-- BEGIN Information given --
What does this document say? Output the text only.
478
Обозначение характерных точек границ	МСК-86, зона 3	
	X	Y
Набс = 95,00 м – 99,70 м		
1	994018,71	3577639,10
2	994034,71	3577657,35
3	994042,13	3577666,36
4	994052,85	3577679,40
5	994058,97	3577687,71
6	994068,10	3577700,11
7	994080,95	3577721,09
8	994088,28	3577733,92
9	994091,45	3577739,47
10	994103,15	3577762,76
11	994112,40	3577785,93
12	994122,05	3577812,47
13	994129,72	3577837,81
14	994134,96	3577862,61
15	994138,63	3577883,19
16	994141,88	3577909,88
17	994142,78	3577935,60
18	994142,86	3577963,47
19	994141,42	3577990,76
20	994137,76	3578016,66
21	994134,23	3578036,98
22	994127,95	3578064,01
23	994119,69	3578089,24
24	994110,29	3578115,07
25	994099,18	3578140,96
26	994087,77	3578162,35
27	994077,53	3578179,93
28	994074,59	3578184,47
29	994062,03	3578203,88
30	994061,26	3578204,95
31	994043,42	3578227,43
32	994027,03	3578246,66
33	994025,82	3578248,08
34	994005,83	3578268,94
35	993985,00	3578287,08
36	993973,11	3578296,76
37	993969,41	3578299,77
-- END Information given --
Given problem:
Reproduce the material above, every line of it, exactly.

Written reply:
What does this document say? Output the text only.
478
Обозначение характерных точек границ	МСК-86, зона 3	
	X	Y
Набс = 95,00 м – 99,70 м		
1	994018,71	3577639,10
2	994034,71	3577657,35
3	994042,13	3577666,36
4	994052,85	3577679,40
5	994058,97	3577687,71
6	994068,10	3577700,11
7	994080,95	3577721,09
8	994088,28	3577733,92
9	994091,45	3577739,47
10	994103,15	3577762,76
11	994112,40	3577785,93
12	994122,05	3577812,47
13	994129,72	3577837,81
14	994134,96	3577862,61
15	994138,63	3577883,19
16	994141,88	3577909,88
17	994142,78	3577935,60
18	994142,86	3577963,47
19	994141,42	3577990,76
20	994137,76	3578016,66
21	994134,23	3578036,98
22	994127,95	3578064,01
23	994119,69	3578089,24
24	994110,29	3578115,07
25	994099,18	3578140,96
26	994087,77	3578162,35
27	994077,53	3578179,93
28	994074,59	3578184,47
29	994062,03	3578203,88
30	994061,26	3578204,95
31	994043,42	3578227,43
32	994027,03	3578246,66
33	994025,82	3578248,08
34	994005,83	3578268,94
35	993985,00	3578287,08
36	993973,11	3578296,76
37	993969,41	3578299,77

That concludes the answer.